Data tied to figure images
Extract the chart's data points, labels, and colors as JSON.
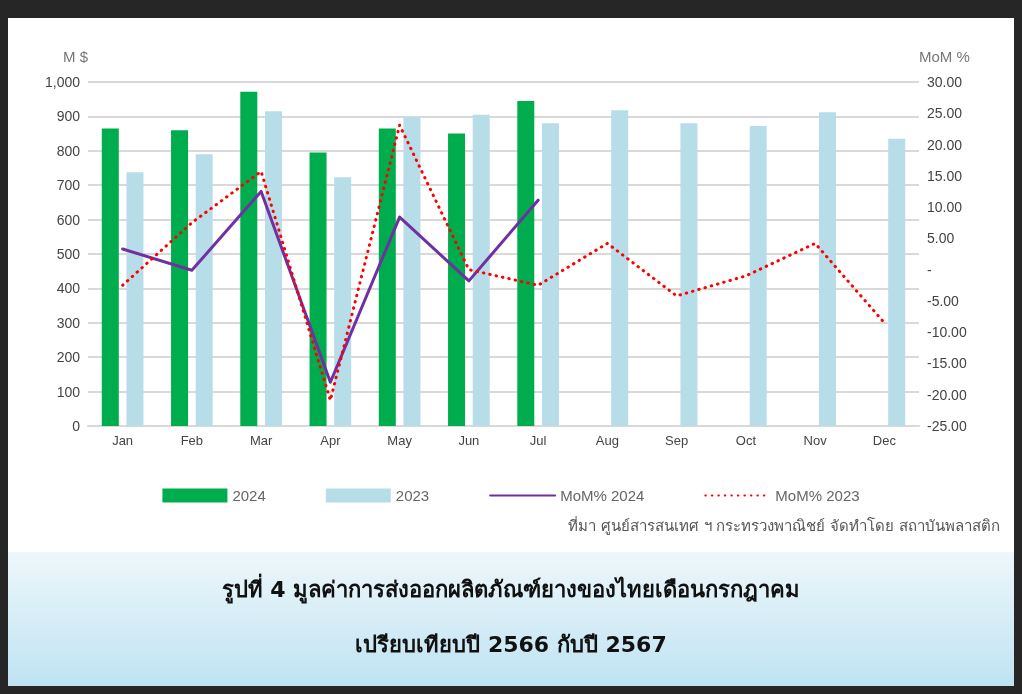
{
  "chart_data": {
    "type": "bar",
    "title": "รูปที่ 4 มูลค่าการส่งออกผลิตภัณฑ์ยางของไทยเดือนกรกฎาคม",
    "subtitle": "เปรียบเทียบปี 2566 กับปี 2567",
    "ylabel": "M $",
    "y2label": "MoM %",
    "annotations": [
      "ที่มา ศูนย์สารสนเทศ ฯ กระทรวงพาณิชย์ จัดทำโดย สถาบันพลาสติก"
    ],
    "categories": [
      "Jan",
      "Feb",
      "Mar",
      "Apr",
      "May",
      "Jun",
      "Jul",
      "Aug",
      "Sep",
      "Oct",
      "Nov",
      "Dec"
    ],
    "series": [
      {
        "name": "2024",
        "color": "#00ad4e",
        "values": [
          865,
          860,
          972,
          795,
          865,
          850,
          945,
          null,
          null,
          null,
          null,
          null
        ]
      },
      {
        "name": "2023",
        "color": "#b7dde8",
        "values": [
          738,
          790,
          915,
          723,
          898,
          905,
          880,
          918,
          880,
          872,
          912,
          835
        ]
      },
      {
        "name": "MoM% 2024",
        "type": "line",
        "axis": "y2",
        "color": "#7030a0",
        "line_style": "solid",
        "values": [
          3.3,
          -0.1,
          12.5,
          -18,
          8.4,
          -1.8,
          11.1,
          null,
          null,
          null,
          null,
          null
        ]
      },
      {
        "name": "MoM% 2023",
        "type": "line",
        "axis": "y2",
        "color": "#ff0000",
        "line_style": "dotted",
        "values": [
          -2.5,
          7.5,
          15.7,
          -20.9,
          23.1,
          0,
          -2.5,
          4.2,
          -4.2,
          -1,
          4.2,
          -8.5
        ]
      }
    ],
    "ylim": [
      0,
      1000
    ],
    "yticks": [
      0,
      100,
      200,
      300,
      400,
      500,
      600,
      700,
      800,
      900,
      {
        "value": 1000,
        "label": "1,000"
      }
    ],
    "y2lim": [
      -25,
      30
    ],
    "y2ticks": [
      {
        "value": -25,
        "label": "-25.00"
      },
      {
        "value": -20,
        "label": "-20.00"
      },
      {
        "value": -15,
        "label": "-15.00"
      },
      {
        "value": -10,
        "label": "-10.00"
      },
      {
        "value": -5,
        "label": "-5.00"
      },
      {
        "value": 0,
        "label": "-"
      },
      {
        "value": 5,
        "label": "5.00"
      },
      {
        "value": 10,
        "label": "10.00"
      },
      {
        "value": 15,
        "label": "15.00"
      },
      {
        "value": 20,
        "label": "20.00"
      },
      {
        "value": 25,
        "label": "25.00"
      },
      {
        "value": 30,
        "label": "30.00"
      }
    ],
    "grid": "y",
    "legend": "bottom",
    "marker": "none"
  }
}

▸ **WHAT YOU NEED TO DO**
The entries above should be reproduced exactly, without their pictures.

▸ **PROBLEM SOLUTION**
Extract the chart's data points, labels, and colors as JSON.
{
  "chart_data": {
    "type": "bar",
    "title": "รูปที่ 4 มูลค่าการส่งออกผลิตภัณฑ์ยางของไทยเดือนกรกฎาคม",
    "subtitle": "เปรียบเทียบปี 2566 กับปี 2567",
    "ylabel": "M $",
    "y2label": "MoM %",
    "annotations": [
      "ที่มา ศูนย์สารสนเทศ ฯ กระทรวงพาณิชย์ จัดทำโดย สถาบันพลาสติก"
    ],
    "categories": [
      "Jan",
      "Feb",
      "Mar",
      "Apr",
      "May",
      "Jun",
      "Jul",
      "Aug",
      "Sep",
      "Oct",
      "Nov",
      "Dec"
    ],
    "series": [
      {
        "name": "2024",
        "color": "#00ad4e",
        "values": [
          865,
          860,
          972,
          795,
          865,
          850,
          945,
          null,
          null,
          null,
          null,
          null
        ]
      },
      {
        "name": "2023",
        "color": "#b7dde8",
        "values": [
          738,
          790,
          915,
          723,
          898,
          905,
          880,
          918,
          880,
          872,
          912,
          835
        ]
      },
      {
        "name": "MoM% 2024",
        "type": "line",
        "axis": "y2",
        "color": "#7030a0",
        "line_style": "solid",
        "values": [
          3.3,
          -0.1,
          12.5,
          -18,
          8.4,
          -1.8,
          11.1,
          null,
          null,
          null,
          null,
          null
        ]
      },
      {
        "name": "MoM% 2023",
        "type": "line",
        "axis": "y2",
        "color": "#ff0000",
        "line_style": "dotted",
        "values": [
          -2.5,
          7.5,
          15.7,
          -20.9,
          23.1,
          0,
          -2.5,
          4.2,
          -4.2,
          -1,
          4.2,
          -8.5
        ]
      }
    ],
    "ylim": [
      0,
      1000
    ],
    "yticks": [
      0,
      100,
      200,
      300,
      400,
      500,
      600,
      700,
      800,
      900,
      {
        "value": 1000,
        "label": "1,000"
      }
    ],
    "y2lim": [
      -25,
      30
    ],
    "y2ticks": [
      {
        "value": -25,
        "label": "-25.00"
      },
      {
        "value": -20,
        "label": "-20.00"
      },
      {
        "value": -15,
        "label": "-15.00"
      },
      {
        "value": -10,
        "label": "-10.00"
      },
      {
        "value": -5,
        "label": "-5.00"
      },
      {
        "value": 0,
        "label": "-"
      },
      {
        "value": 5,
        "label": "5.00"
      },
      {
        "value": 10,
        "label": "10.00"
      },
      {
        "value": 15,
        "label": "15.00"
      },
      {
        "value": 20,
        "label": "20.00"
      },
      {
        "value": 25,
        "label": "25.00"
      },
      {
        "value": 30,
        "label": "30.00"
      }
    ],
    "grid": "y",
    "legend": "bottom",
    "marker": "none"
  }
}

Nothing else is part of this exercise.